_What is expected_
Every line below that contains "Extract" is to be copied.
[start]
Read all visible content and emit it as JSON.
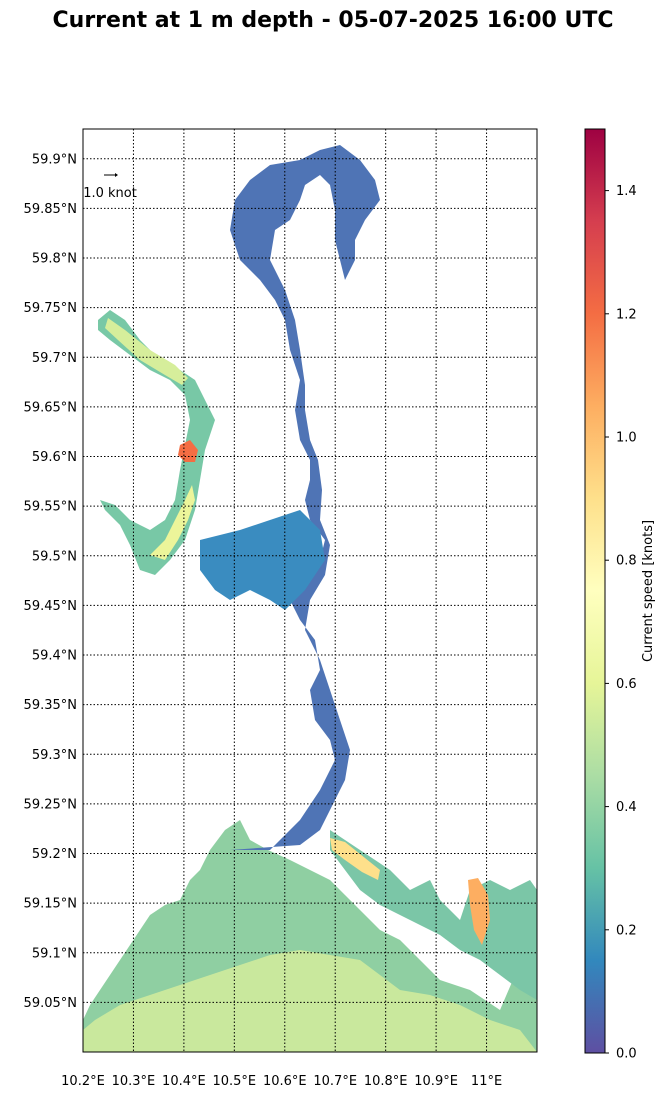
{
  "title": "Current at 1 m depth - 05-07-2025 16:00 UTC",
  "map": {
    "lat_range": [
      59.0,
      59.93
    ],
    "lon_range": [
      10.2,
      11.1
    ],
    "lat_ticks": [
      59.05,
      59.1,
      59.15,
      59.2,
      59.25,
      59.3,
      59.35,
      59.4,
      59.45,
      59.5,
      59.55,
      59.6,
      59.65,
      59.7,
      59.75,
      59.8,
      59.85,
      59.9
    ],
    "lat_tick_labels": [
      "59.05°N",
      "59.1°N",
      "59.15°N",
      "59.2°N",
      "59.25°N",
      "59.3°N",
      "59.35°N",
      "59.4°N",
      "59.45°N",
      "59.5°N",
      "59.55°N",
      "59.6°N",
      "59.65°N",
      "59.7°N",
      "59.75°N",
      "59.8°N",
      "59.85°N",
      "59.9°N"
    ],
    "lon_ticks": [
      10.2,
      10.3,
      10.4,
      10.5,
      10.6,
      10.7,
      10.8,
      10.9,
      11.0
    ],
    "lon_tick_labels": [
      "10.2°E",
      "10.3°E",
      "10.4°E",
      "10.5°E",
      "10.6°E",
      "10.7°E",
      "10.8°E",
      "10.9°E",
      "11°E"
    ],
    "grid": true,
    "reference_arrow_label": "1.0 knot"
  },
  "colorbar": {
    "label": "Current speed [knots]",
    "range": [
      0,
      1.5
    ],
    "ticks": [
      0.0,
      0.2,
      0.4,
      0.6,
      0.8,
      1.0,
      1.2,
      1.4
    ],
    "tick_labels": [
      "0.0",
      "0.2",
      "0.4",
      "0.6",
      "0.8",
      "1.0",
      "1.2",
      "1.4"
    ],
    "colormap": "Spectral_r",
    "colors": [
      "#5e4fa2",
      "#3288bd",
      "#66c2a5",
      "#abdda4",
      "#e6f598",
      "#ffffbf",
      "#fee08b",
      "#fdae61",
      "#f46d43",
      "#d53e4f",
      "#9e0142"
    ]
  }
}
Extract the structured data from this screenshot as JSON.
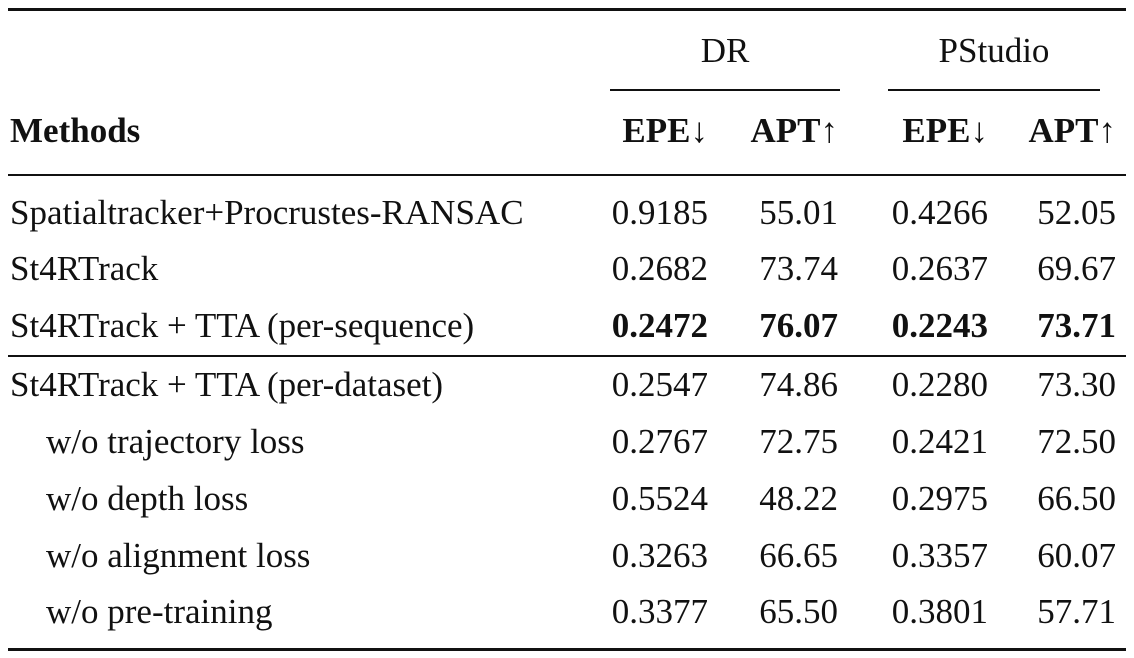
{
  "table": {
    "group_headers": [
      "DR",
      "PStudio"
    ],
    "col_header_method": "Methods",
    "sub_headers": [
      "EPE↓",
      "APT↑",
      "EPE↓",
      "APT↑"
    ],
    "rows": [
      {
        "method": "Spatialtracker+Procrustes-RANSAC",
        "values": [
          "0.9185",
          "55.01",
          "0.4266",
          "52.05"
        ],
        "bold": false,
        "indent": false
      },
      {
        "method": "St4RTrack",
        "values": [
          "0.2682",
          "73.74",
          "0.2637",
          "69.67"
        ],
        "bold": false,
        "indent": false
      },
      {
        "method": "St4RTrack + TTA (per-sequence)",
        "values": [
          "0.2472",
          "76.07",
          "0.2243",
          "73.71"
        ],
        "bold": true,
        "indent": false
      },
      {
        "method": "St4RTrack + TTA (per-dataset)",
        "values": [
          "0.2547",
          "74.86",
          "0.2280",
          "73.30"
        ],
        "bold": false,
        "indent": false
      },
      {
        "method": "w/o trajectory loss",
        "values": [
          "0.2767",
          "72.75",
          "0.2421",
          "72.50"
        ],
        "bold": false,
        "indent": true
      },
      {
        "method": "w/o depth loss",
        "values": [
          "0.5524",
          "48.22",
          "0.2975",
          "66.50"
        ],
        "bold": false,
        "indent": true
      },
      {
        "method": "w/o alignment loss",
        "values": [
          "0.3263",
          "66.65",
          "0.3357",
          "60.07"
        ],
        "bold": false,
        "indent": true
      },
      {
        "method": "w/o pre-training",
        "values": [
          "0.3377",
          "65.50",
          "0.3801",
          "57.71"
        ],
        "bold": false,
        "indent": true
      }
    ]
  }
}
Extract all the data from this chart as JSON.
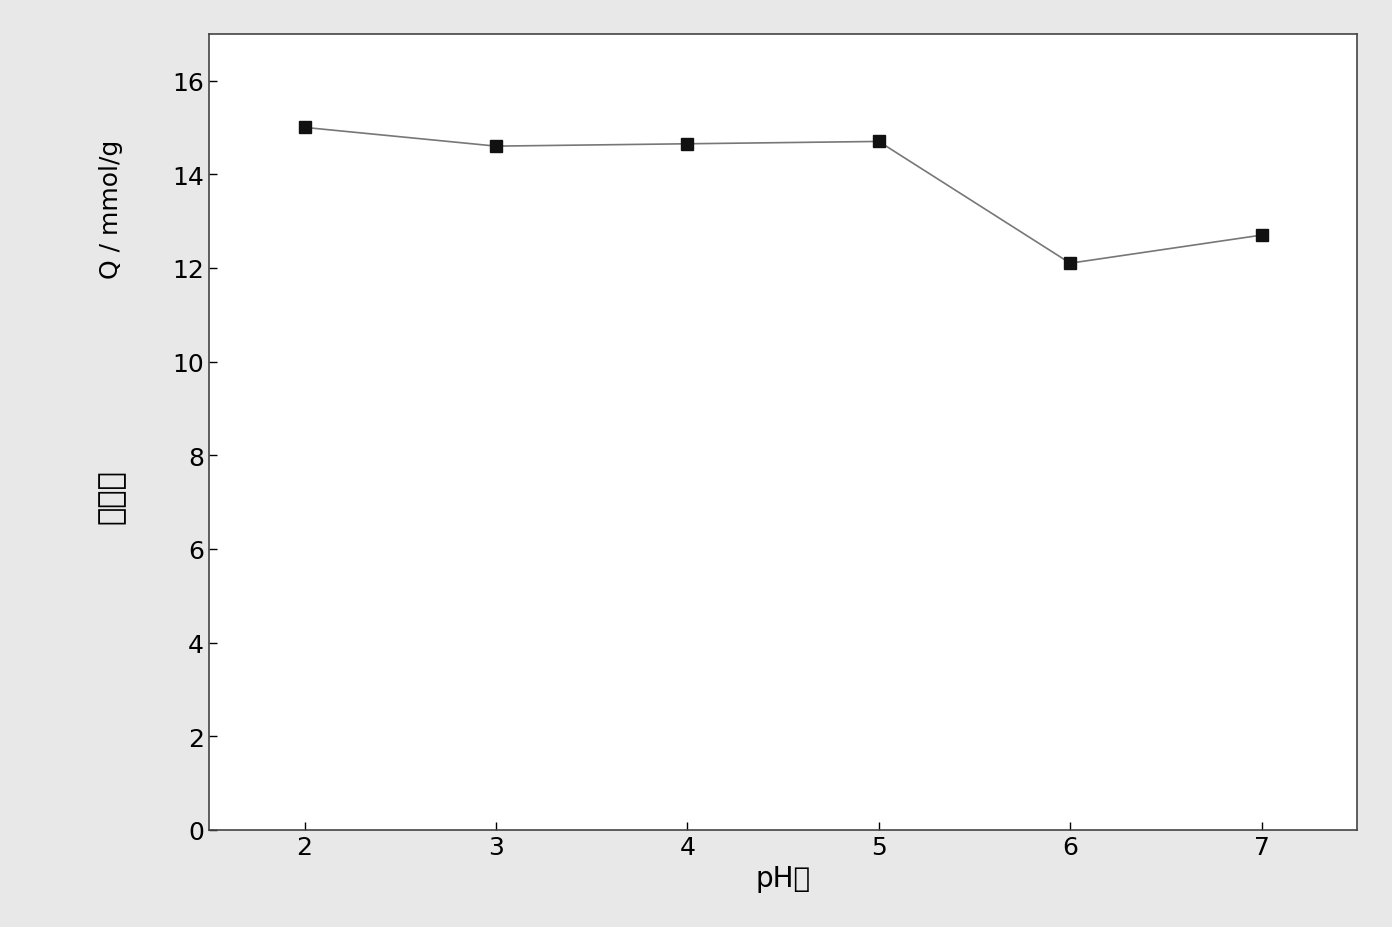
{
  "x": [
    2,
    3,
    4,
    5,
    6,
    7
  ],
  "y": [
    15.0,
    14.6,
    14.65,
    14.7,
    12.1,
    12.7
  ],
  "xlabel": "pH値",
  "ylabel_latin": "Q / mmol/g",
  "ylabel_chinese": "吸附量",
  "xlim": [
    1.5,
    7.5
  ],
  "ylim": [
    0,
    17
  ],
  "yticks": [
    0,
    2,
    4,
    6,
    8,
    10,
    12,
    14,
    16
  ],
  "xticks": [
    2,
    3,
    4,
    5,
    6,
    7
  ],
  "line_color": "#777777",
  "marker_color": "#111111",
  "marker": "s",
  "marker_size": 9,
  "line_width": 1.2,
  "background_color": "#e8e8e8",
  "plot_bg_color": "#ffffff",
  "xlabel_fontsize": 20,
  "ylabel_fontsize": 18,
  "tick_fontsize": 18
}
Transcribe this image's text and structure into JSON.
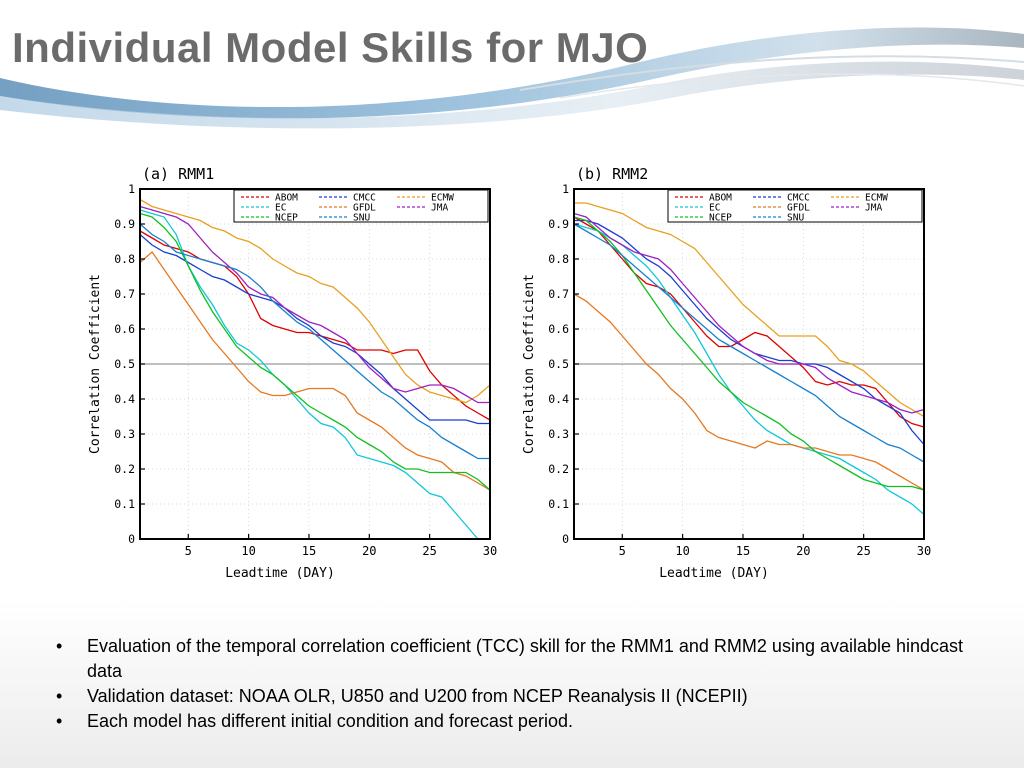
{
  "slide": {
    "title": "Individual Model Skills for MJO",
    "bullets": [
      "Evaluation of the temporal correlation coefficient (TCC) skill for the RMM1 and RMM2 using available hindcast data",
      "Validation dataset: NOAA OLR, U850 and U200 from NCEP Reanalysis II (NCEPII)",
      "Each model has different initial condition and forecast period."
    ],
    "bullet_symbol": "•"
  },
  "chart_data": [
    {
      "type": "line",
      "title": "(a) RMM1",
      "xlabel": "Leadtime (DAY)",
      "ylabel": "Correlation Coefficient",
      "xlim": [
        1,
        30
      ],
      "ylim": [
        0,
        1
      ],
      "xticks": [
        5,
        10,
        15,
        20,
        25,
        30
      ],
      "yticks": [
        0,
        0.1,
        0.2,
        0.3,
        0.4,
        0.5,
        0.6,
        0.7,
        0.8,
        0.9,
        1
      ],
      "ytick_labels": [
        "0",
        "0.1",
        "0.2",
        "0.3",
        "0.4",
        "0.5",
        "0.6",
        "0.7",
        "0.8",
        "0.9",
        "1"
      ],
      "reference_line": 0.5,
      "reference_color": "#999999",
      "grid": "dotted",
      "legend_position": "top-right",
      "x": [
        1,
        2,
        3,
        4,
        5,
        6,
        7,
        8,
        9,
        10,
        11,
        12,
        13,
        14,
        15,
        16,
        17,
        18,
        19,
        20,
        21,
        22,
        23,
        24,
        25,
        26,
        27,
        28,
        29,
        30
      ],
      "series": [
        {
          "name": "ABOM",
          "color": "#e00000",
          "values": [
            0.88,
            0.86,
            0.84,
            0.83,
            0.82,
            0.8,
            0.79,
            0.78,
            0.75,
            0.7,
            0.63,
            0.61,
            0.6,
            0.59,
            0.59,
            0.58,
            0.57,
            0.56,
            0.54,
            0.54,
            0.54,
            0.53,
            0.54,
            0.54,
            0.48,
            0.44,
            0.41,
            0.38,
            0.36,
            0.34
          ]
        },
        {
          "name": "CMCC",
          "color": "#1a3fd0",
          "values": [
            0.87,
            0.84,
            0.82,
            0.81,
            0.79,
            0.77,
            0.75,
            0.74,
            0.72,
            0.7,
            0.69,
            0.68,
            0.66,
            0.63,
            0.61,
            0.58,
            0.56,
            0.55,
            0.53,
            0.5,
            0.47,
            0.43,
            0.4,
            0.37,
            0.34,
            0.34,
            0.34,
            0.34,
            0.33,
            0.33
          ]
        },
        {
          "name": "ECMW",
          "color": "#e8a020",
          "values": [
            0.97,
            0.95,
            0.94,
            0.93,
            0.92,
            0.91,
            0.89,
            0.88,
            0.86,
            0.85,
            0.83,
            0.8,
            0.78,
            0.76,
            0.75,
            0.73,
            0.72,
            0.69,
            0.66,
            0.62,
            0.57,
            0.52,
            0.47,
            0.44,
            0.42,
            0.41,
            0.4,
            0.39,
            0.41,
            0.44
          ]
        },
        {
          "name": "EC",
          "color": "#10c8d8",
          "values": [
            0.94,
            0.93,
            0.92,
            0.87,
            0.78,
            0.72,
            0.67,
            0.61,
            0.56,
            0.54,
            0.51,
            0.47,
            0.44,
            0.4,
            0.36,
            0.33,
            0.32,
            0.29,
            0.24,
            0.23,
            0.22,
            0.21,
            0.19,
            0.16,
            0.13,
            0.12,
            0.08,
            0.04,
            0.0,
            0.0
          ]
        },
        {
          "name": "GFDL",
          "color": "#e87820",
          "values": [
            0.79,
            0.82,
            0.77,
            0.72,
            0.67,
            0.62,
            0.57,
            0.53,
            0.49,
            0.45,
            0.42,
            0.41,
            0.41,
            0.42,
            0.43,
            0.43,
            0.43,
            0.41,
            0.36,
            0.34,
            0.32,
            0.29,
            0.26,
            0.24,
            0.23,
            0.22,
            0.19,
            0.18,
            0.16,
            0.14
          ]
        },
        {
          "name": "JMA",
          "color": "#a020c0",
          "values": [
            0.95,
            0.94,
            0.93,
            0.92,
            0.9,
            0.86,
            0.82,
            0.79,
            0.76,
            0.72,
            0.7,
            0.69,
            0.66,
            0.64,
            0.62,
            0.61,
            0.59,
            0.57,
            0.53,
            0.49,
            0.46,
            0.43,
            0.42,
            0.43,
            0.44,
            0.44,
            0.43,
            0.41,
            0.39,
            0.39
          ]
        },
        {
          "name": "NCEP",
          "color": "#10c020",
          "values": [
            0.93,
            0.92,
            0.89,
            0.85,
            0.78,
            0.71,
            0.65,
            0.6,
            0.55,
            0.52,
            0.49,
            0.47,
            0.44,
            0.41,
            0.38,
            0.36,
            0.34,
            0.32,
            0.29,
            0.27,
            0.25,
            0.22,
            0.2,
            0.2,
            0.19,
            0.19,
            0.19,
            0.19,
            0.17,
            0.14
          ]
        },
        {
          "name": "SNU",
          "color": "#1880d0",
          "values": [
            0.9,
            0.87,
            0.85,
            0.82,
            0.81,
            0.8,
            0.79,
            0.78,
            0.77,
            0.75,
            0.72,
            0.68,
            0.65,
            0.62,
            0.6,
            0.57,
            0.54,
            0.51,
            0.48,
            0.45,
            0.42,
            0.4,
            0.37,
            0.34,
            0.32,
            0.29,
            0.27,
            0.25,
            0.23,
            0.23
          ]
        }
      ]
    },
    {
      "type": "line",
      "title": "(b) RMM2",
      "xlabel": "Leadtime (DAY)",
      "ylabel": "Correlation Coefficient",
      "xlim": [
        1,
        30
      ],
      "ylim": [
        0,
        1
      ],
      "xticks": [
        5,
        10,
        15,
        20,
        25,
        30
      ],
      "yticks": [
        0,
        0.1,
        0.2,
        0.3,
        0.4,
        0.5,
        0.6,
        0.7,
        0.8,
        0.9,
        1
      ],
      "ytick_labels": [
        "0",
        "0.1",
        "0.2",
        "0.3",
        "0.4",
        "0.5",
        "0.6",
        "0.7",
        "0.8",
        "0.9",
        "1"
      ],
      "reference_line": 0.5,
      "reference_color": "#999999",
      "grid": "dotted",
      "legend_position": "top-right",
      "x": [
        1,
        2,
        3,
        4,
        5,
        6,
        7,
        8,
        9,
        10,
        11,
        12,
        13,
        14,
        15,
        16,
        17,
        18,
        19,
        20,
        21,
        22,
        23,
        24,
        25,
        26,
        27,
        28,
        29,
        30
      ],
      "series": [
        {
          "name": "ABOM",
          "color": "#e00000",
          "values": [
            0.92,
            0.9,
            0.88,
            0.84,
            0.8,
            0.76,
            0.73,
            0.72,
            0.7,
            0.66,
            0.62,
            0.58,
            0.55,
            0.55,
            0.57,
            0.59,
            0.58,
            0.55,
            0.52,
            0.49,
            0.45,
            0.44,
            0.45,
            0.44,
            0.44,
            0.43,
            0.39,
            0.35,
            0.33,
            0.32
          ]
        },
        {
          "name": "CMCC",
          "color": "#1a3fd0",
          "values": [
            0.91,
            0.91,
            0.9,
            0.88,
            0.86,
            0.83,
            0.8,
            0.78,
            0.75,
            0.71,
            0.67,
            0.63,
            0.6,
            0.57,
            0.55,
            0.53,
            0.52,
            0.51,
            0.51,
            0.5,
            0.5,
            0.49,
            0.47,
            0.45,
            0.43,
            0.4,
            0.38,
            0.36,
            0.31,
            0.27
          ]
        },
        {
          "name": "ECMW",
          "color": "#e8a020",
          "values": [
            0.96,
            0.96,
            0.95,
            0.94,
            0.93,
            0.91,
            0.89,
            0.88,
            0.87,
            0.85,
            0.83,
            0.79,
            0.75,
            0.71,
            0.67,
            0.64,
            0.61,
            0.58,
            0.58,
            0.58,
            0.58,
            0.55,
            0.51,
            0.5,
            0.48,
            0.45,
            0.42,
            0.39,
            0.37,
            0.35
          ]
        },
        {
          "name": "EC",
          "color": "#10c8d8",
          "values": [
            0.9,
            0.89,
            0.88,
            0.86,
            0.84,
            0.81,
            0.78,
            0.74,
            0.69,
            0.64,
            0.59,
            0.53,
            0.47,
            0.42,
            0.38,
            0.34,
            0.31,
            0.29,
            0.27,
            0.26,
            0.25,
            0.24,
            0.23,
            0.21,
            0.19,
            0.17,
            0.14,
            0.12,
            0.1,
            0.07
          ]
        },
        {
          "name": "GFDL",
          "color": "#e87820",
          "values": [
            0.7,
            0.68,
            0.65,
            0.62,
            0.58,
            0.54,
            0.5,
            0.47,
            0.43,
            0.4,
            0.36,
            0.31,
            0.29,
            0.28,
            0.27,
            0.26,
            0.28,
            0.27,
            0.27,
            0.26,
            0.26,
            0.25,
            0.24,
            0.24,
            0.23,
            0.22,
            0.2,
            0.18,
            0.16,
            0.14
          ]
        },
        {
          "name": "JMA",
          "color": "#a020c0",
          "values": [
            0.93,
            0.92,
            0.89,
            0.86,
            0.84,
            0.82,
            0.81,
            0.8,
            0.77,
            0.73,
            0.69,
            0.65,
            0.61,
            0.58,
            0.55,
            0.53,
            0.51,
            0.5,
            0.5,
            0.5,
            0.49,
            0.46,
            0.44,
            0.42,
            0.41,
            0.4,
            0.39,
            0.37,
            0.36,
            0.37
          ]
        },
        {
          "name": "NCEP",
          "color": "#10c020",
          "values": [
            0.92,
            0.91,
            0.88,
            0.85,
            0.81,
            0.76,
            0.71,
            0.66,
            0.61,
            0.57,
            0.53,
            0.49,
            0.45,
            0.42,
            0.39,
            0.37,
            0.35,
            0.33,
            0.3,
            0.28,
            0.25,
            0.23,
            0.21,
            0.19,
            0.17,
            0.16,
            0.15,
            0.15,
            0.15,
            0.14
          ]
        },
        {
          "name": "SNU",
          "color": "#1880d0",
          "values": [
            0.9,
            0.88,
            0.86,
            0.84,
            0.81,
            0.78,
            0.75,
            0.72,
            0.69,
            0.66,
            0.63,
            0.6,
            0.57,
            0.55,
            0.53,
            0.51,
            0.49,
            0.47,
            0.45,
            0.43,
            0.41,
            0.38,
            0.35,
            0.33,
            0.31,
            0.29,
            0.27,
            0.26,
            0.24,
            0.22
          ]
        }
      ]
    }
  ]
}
[end]
_Written solution_
Extract the structured data from this screenshot as JSON.
Extract all the data from this chart as JSON.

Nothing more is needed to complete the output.